GOAL OF THE EXERCISE:
In the material below, find all lines with the string "situaciones" and copy them.

DATA EXCERPTS:
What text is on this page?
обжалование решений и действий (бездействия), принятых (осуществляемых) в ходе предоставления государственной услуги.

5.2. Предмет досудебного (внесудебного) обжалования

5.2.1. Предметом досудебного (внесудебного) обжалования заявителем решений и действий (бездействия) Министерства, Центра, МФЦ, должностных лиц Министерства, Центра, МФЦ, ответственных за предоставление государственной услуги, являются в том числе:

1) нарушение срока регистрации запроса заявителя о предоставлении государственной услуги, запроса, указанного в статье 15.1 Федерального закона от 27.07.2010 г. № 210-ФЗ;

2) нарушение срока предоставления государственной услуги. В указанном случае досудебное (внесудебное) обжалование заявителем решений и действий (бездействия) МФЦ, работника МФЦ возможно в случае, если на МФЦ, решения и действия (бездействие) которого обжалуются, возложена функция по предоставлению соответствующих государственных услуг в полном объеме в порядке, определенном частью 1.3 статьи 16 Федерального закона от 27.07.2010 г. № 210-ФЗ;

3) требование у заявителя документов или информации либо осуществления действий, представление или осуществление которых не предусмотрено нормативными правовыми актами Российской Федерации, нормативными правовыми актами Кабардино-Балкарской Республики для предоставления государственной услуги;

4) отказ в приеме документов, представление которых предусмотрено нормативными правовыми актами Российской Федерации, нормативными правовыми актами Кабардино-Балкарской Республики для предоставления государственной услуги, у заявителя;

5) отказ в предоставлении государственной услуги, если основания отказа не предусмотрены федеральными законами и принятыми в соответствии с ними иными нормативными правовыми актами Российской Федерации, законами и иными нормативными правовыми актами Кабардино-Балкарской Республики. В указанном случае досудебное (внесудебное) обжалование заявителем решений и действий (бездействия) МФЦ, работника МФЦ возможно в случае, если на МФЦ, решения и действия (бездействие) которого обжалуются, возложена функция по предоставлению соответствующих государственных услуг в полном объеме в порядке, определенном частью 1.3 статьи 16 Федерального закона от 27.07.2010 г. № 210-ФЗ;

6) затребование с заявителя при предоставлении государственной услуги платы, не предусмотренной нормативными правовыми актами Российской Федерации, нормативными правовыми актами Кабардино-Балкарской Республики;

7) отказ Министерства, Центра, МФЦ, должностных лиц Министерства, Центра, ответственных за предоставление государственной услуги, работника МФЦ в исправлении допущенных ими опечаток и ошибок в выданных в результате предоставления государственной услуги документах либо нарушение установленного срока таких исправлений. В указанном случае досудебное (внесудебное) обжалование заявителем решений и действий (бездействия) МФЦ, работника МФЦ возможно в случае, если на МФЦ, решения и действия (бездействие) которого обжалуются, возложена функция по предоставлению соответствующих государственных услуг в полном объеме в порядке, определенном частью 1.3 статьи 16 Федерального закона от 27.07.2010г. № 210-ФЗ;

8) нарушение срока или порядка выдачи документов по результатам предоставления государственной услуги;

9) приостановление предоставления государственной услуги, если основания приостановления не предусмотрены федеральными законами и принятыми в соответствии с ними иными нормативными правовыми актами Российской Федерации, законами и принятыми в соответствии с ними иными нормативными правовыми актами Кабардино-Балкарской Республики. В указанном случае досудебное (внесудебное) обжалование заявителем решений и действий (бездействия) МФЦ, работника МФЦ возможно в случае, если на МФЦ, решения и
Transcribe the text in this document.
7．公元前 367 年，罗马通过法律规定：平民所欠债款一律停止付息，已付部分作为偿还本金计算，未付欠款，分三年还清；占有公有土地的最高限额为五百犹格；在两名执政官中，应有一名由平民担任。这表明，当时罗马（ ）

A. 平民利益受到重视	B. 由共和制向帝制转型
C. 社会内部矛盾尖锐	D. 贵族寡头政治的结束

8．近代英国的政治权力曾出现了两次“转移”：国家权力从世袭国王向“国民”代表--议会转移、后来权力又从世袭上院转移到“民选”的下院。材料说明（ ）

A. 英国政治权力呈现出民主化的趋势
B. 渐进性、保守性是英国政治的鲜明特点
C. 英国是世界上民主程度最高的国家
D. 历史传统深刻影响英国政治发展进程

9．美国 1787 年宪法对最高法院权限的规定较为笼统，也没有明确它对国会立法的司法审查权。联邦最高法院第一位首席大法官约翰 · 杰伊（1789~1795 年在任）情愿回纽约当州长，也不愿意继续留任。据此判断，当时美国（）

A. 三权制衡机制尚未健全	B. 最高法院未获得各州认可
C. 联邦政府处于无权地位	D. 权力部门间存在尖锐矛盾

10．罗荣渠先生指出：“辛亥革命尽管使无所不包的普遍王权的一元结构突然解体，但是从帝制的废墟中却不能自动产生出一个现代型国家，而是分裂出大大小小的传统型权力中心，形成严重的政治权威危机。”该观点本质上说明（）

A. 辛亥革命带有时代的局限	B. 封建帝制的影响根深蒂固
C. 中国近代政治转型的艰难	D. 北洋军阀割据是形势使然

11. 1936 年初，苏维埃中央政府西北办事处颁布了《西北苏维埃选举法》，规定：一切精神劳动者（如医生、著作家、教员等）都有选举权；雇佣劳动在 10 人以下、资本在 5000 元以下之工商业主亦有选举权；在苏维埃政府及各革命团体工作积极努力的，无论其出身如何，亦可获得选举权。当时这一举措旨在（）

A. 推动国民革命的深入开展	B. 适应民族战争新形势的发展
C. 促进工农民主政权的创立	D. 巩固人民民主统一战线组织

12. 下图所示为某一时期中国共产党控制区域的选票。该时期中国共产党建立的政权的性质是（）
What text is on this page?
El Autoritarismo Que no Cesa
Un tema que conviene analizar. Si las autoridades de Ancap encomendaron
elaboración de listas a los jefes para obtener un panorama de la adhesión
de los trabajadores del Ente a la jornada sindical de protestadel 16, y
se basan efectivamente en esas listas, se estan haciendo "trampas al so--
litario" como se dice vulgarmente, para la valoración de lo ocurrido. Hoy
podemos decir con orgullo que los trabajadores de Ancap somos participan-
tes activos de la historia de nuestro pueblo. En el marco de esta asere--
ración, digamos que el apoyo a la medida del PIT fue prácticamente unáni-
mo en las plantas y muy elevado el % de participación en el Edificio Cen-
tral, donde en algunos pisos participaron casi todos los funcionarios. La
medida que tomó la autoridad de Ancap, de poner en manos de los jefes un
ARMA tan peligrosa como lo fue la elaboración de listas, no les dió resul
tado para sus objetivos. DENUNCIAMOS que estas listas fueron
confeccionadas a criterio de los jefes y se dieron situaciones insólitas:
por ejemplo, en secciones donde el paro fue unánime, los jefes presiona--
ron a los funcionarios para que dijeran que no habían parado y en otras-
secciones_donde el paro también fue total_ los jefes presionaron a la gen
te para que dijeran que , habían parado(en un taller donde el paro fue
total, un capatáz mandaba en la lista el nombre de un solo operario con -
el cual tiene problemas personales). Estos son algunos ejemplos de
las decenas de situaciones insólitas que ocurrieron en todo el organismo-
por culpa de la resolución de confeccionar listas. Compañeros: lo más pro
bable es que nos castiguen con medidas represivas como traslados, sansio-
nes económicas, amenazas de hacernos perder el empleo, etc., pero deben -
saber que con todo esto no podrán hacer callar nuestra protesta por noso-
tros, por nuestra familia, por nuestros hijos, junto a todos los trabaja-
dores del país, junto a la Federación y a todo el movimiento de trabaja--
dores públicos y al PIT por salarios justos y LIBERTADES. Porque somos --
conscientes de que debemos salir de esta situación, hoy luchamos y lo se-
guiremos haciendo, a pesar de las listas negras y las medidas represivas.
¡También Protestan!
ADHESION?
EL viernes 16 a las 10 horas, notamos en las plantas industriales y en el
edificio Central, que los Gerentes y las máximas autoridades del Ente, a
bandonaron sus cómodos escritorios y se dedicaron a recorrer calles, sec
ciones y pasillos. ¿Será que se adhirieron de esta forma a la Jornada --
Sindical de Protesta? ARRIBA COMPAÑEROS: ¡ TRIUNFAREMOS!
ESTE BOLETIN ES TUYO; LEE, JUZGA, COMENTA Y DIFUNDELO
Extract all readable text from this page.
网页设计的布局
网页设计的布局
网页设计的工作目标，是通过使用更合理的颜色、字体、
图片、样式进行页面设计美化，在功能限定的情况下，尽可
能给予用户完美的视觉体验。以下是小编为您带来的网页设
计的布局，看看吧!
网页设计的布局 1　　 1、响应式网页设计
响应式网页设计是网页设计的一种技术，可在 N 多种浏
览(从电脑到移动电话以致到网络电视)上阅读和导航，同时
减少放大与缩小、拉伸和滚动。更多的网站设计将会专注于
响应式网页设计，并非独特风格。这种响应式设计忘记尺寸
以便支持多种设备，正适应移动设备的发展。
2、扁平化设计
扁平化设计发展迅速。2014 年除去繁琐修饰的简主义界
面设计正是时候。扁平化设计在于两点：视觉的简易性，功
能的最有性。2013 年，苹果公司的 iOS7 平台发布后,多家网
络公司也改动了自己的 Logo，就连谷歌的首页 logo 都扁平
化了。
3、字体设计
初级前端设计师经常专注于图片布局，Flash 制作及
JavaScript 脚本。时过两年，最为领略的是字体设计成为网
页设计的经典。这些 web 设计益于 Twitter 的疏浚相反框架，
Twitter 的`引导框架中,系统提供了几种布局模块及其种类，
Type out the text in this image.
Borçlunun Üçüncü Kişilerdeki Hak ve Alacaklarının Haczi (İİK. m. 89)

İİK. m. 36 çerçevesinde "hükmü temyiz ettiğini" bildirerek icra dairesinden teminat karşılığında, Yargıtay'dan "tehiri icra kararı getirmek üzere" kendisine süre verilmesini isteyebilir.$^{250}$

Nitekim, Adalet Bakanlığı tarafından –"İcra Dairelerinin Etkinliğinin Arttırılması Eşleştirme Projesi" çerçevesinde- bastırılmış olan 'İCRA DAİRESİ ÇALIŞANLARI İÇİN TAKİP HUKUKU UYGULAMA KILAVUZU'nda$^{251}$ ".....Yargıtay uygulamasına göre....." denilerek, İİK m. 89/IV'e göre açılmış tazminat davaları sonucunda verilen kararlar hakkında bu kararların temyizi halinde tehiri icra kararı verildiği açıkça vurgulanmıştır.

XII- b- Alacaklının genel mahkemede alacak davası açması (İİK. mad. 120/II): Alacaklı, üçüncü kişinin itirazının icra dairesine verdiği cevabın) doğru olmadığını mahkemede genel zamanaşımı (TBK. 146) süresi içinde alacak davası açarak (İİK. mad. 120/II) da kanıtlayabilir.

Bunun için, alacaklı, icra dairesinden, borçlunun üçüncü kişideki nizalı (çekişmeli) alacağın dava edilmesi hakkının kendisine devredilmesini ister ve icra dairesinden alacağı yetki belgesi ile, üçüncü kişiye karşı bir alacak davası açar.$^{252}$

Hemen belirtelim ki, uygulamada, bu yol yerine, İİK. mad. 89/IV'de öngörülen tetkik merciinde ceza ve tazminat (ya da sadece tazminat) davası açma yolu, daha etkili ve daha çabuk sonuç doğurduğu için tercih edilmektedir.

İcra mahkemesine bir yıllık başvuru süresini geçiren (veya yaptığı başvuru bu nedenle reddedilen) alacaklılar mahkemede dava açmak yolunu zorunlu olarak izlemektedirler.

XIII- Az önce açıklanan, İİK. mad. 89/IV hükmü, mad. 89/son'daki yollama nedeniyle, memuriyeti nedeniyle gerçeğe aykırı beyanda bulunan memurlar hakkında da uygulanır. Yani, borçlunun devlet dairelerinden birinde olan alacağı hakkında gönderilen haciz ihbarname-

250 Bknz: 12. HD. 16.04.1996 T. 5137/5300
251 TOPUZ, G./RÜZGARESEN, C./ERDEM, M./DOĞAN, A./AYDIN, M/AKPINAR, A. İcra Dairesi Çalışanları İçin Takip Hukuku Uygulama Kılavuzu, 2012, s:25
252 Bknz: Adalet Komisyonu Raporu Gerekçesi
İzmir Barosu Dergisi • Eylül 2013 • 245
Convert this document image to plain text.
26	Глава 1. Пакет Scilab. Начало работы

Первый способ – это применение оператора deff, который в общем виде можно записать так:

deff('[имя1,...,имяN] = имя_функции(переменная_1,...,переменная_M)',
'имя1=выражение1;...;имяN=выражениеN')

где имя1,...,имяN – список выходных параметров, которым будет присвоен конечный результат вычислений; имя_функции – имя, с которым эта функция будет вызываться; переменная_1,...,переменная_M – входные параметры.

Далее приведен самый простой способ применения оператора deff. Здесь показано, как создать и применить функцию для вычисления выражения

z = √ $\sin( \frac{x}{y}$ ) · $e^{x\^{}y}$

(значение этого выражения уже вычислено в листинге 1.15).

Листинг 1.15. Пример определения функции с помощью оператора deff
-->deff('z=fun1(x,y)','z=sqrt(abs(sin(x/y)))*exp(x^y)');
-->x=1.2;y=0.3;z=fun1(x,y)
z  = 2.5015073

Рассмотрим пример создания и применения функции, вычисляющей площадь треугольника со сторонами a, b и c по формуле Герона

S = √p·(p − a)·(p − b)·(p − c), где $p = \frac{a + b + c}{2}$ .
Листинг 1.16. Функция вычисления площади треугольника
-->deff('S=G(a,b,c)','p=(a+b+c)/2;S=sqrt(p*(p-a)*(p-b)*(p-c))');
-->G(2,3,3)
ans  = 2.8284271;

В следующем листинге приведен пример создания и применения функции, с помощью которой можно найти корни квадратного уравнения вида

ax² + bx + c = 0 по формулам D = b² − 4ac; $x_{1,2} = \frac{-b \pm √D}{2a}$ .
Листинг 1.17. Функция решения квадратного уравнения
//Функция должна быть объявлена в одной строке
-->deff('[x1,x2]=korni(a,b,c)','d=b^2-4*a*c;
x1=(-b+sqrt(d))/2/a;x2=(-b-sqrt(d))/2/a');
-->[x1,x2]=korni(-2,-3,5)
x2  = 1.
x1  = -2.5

EXERCISE SOLUTION:
confeccionadas a criterio de los jefes y se dieron situaciones insólitas:
las decenas de situaciones insólitas que ocurrieron en todo el organismo-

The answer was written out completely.